- WHAT YOU SHOULD DO -
Establish how many lines in the material include the string "from" and report it as a lone number.

[Dataset records on visual material]
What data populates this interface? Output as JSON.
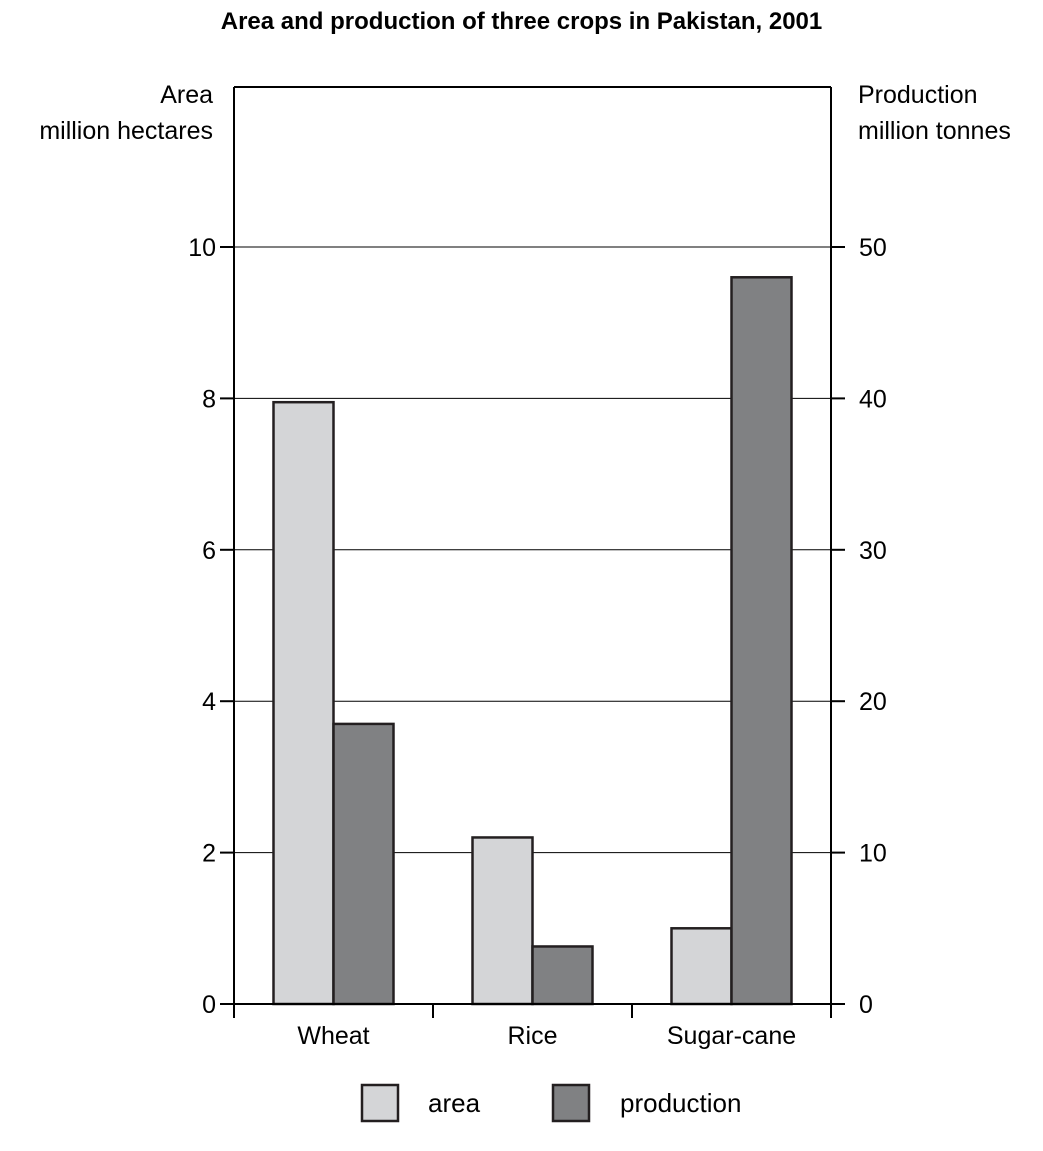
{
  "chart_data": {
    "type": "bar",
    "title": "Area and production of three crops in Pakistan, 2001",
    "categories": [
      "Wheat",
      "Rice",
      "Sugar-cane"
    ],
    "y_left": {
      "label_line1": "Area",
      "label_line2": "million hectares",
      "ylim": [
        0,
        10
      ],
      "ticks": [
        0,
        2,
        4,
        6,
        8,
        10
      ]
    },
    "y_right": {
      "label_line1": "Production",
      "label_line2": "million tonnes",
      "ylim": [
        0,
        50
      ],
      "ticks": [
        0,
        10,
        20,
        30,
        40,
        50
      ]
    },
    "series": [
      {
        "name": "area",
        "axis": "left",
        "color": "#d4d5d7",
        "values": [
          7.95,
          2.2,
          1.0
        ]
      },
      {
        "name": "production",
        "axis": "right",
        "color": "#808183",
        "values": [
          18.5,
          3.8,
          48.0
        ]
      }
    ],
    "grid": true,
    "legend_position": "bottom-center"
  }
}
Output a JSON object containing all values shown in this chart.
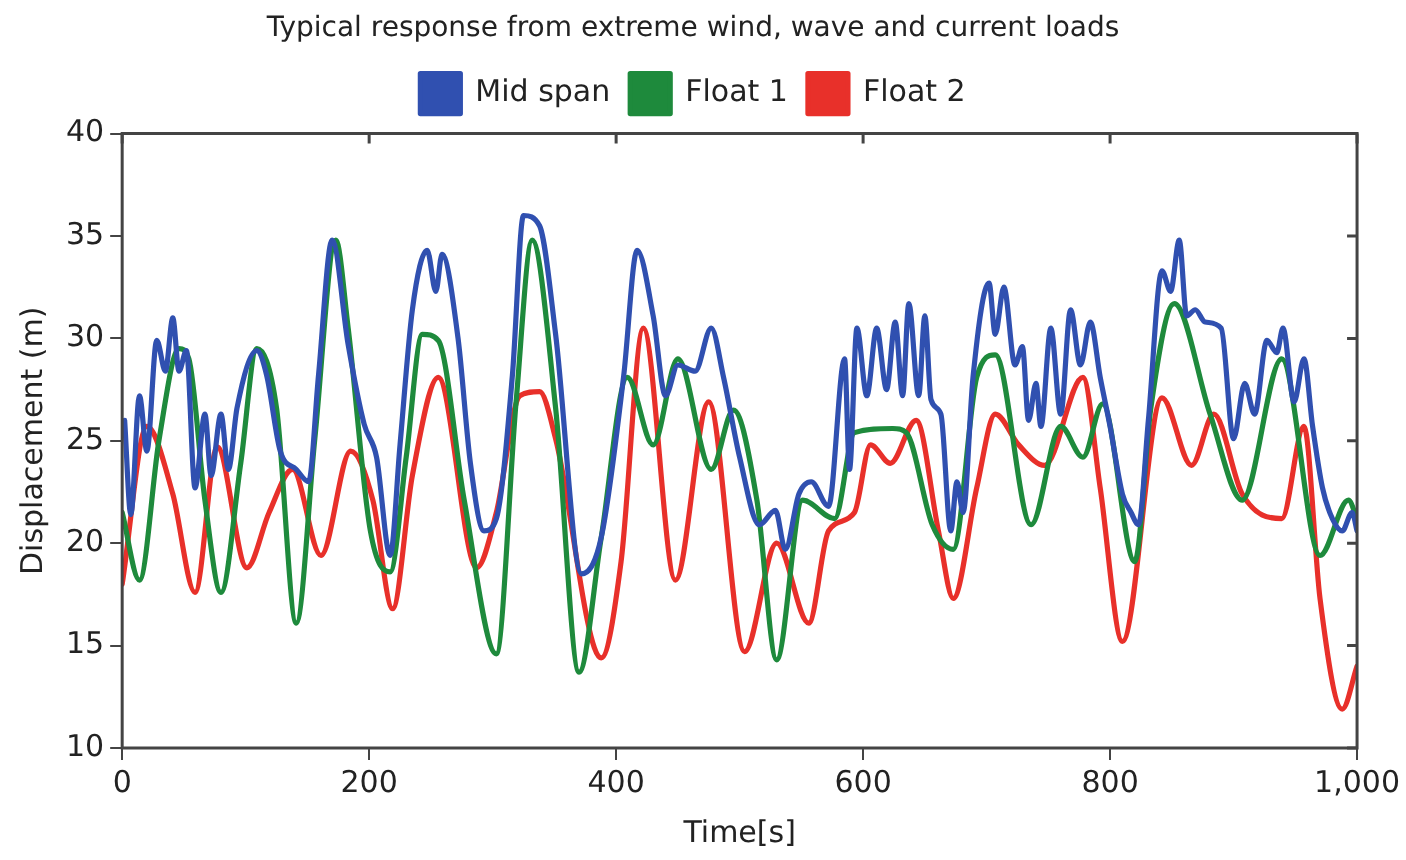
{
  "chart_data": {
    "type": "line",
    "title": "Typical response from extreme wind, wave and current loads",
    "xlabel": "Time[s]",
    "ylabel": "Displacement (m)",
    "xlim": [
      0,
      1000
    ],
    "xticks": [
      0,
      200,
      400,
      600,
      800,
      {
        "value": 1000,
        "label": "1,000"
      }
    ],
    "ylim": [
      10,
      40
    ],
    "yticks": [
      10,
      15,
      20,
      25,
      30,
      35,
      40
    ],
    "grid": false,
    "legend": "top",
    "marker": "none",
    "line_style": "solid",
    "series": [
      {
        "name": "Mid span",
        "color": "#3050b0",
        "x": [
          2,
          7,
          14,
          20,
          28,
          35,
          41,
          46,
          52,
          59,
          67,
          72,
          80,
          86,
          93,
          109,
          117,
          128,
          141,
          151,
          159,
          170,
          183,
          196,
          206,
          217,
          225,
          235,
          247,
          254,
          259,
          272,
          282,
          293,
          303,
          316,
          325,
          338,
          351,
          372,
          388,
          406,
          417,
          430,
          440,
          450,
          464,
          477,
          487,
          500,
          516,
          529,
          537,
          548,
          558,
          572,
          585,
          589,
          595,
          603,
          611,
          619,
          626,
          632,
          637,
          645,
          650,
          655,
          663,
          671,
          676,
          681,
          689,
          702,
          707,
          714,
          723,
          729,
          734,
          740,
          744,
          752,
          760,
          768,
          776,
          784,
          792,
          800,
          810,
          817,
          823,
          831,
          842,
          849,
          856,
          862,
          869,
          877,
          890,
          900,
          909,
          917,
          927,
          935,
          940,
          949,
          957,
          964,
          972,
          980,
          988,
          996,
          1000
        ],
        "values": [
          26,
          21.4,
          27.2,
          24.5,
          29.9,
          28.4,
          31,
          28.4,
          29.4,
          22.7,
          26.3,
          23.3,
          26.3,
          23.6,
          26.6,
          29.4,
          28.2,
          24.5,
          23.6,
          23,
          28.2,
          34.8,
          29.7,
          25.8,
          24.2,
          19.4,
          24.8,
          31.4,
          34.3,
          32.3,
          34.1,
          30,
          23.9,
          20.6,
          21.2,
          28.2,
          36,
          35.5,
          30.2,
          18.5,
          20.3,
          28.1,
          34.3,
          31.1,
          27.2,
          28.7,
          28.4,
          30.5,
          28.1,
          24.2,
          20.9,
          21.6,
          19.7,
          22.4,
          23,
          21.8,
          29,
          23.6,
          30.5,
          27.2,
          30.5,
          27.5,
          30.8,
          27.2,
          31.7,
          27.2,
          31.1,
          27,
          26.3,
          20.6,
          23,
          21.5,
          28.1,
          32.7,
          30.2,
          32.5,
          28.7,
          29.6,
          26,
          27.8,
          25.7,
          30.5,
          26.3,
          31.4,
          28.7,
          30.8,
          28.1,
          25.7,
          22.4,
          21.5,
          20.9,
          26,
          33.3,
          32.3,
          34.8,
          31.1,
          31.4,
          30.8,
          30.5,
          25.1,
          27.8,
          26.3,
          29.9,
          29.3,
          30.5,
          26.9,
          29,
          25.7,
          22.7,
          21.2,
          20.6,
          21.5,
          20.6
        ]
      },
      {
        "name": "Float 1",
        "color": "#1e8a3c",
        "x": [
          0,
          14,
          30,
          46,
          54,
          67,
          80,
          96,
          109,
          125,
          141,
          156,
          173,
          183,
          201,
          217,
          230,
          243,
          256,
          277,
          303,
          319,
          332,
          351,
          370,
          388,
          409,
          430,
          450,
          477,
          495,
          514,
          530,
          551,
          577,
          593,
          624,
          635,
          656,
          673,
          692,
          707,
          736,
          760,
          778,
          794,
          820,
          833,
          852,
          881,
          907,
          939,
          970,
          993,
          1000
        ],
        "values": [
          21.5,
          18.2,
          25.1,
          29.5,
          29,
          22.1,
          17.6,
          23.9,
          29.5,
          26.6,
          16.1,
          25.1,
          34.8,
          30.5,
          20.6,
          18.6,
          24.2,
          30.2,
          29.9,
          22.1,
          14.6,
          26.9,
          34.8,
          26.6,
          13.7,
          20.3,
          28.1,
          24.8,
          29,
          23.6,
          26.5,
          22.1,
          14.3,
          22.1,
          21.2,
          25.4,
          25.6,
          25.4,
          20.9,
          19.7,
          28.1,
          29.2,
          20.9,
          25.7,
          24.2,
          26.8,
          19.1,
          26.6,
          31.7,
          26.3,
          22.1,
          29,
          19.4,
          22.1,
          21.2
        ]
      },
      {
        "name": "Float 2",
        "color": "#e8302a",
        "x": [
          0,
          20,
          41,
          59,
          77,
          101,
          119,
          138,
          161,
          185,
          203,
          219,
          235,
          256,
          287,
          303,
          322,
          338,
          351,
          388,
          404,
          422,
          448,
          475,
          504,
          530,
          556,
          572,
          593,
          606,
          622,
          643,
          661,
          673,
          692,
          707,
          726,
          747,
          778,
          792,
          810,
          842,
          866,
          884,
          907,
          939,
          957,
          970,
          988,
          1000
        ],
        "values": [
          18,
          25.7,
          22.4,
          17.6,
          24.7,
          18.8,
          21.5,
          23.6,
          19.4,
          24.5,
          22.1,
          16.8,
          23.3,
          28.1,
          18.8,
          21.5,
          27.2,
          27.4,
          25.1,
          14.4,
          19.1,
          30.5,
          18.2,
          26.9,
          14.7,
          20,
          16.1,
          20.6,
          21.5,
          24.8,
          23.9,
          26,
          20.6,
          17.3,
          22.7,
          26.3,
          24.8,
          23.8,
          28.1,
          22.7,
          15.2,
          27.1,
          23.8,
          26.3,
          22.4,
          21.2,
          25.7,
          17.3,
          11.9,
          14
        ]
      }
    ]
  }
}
...
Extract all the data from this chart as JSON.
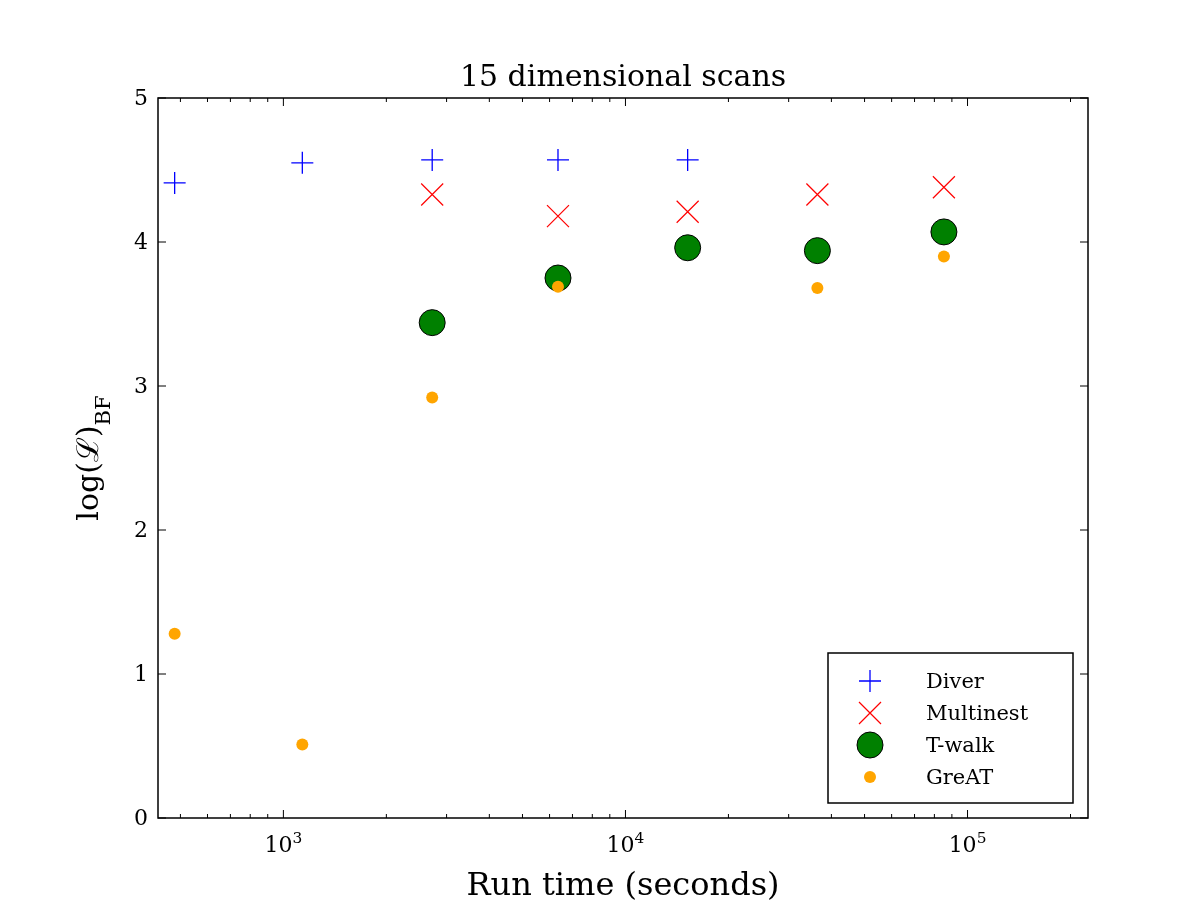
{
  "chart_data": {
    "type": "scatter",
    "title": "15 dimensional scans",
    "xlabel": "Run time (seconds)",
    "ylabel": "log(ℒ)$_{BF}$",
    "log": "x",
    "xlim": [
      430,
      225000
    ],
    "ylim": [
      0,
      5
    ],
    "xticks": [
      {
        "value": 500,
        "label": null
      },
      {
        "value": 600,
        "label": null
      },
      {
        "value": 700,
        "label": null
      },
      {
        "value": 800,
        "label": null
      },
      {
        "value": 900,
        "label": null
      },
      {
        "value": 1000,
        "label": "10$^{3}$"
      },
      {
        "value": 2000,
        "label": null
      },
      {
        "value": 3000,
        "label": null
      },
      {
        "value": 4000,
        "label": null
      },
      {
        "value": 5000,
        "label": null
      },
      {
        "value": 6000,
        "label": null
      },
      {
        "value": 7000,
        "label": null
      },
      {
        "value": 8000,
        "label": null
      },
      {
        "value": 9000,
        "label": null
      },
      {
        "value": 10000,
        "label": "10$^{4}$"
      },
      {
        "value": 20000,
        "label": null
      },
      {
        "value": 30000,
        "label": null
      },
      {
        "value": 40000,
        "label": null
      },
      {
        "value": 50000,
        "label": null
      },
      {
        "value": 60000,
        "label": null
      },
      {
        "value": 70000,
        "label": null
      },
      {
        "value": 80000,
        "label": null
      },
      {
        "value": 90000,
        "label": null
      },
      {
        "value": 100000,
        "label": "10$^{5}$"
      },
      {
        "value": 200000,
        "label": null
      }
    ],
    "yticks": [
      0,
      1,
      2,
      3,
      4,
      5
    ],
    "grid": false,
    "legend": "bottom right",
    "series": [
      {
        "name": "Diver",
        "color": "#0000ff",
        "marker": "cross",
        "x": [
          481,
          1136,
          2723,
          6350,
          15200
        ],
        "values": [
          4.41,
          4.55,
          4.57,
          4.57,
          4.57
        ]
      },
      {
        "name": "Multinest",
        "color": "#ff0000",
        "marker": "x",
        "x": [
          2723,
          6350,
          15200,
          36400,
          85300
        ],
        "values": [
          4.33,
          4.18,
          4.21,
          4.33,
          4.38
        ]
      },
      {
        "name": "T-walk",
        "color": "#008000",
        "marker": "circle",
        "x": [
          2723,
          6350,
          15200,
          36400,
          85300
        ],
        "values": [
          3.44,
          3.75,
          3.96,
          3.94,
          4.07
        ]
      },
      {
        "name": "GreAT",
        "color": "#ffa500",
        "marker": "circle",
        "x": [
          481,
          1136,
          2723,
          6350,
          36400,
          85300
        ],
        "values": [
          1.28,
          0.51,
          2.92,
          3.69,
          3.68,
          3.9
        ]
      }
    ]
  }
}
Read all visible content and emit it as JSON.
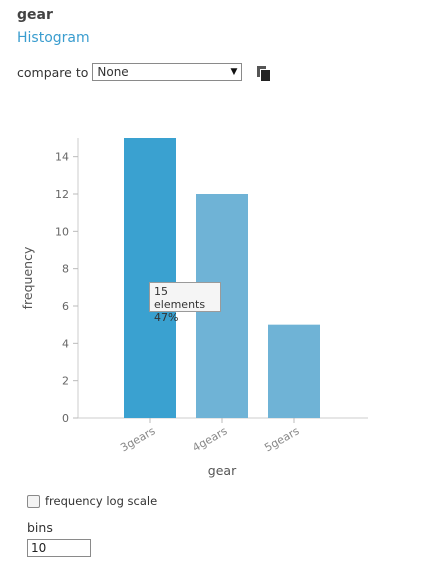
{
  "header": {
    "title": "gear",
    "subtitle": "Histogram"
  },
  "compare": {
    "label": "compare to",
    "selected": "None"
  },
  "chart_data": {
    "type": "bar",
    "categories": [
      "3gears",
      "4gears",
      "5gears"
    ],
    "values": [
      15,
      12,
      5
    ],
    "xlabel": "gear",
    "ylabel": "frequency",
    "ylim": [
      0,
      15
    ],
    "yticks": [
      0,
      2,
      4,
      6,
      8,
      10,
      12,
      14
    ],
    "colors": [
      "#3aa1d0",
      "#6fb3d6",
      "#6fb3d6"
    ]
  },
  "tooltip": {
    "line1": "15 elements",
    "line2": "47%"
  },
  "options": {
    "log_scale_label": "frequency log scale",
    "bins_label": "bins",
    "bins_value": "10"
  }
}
* * *
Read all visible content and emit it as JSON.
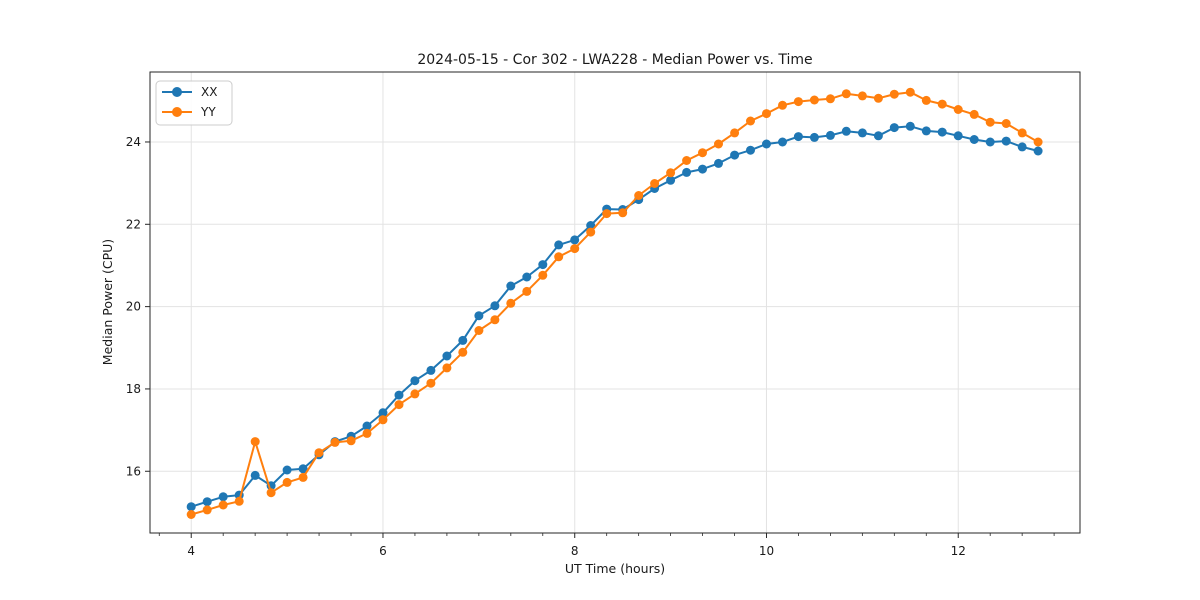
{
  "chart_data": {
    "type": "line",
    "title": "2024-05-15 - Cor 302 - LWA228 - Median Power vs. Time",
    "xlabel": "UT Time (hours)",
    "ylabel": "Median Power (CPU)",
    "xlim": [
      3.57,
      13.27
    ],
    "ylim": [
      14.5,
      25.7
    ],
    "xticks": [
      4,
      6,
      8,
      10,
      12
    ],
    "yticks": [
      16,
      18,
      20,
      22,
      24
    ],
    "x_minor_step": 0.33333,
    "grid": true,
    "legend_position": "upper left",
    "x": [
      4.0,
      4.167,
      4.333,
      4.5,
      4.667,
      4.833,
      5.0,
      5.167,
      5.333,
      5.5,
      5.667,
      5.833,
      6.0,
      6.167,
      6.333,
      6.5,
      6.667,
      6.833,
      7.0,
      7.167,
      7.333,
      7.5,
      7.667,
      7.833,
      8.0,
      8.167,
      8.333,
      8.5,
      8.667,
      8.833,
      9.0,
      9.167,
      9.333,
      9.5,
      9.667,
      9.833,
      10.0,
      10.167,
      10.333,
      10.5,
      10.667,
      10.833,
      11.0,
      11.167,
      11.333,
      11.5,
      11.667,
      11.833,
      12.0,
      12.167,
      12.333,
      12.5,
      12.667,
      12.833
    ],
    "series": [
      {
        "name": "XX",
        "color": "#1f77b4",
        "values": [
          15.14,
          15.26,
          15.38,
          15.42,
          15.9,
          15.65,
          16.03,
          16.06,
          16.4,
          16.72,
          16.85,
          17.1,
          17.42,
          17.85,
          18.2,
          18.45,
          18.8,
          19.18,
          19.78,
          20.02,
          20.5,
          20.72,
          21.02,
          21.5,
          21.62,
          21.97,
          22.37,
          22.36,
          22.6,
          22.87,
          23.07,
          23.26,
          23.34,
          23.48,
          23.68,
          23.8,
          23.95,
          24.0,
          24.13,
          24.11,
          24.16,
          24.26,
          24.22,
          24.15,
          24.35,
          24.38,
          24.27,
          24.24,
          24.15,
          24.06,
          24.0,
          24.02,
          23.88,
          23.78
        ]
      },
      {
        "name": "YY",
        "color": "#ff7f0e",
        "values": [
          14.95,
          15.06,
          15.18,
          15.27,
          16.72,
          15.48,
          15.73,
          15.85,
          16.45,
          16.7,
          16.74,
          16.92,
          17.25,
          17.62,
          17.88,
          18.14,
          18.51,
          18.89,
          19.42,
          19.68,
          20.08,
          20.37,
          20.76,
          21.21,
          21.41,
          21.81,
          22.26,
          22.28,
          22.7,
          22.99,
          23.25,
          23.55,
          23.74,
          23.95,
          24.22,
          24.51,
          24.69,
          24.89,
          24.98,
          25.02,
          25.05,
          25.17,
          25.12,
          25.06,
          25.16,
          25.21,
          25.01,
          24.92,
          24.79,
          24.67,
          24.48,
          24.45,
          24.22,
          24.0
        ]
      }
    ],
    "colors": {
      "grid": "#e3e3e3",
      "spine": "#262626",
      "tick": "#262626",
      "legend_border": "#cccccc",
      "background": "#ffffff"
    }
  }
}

- SOLUTION FOR THIS EXERCISE -
2